_Instructions to follow_. Answer with one number only: the number of lines that include the word "Blue".

_Records for this exercise_.
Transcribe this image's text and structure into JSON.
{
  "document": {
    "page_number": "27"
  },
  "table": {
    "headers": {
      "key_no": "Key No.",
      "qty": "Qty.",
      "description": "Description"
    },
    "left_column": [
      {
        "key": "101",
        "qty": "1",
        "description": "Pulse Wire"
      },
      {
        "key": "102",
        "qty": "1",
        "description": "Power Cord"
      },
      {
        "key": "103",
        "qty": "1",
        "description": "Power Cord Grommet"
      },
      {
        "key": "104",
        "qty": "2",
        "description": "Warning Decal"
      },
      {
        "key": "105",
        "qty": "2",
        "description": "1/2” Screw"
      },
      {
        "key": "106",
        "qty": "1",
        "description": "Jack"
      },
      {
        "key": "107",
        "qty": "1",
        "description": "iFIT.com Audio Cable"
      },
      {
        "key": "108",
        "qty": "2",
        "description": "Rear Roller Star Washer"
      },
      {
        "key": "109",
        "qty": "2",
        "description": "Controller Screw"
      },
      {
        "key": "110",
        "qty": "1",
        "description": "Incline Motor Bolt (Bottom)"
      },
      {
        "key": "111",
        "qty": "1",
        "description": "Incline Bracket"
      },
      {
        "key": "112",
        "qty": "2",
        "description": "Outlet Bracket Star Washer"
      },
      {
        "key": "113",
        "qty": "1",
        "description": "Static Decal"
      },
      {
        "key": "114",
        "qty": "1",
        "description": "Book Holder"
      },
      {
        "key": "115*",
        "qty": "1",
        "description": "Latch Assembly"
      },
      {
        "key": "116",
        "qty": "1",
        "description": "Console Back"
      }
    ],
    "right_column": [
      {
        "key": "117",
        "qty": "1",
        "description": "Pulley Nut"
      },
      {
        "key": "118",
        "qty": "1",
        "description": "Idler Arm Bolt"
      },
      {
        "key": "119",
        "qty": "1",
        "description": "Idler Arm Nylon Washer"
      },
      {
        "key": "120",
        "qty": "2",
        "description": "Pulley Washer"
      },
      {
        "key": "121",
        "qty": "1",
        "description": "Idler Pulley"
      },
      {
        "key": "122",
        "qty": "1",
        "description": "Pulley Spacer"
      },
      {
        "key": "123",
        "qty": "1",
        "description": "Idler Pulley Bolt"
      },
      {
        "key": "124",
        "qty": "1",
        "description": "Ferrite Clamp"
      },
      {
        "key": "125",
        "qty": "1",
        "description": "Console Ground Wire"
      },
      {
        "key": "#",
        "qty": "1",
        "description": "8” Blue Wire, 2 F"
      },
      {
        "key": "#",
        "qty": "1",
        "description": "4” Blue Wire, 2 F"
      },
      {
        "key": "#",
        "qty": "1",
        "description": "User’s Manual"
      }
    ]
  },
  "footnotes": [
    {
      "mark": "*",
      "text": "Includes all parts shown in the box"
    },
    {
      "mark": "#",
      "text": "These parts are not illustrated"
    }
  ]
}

_Response to this exercise_. 2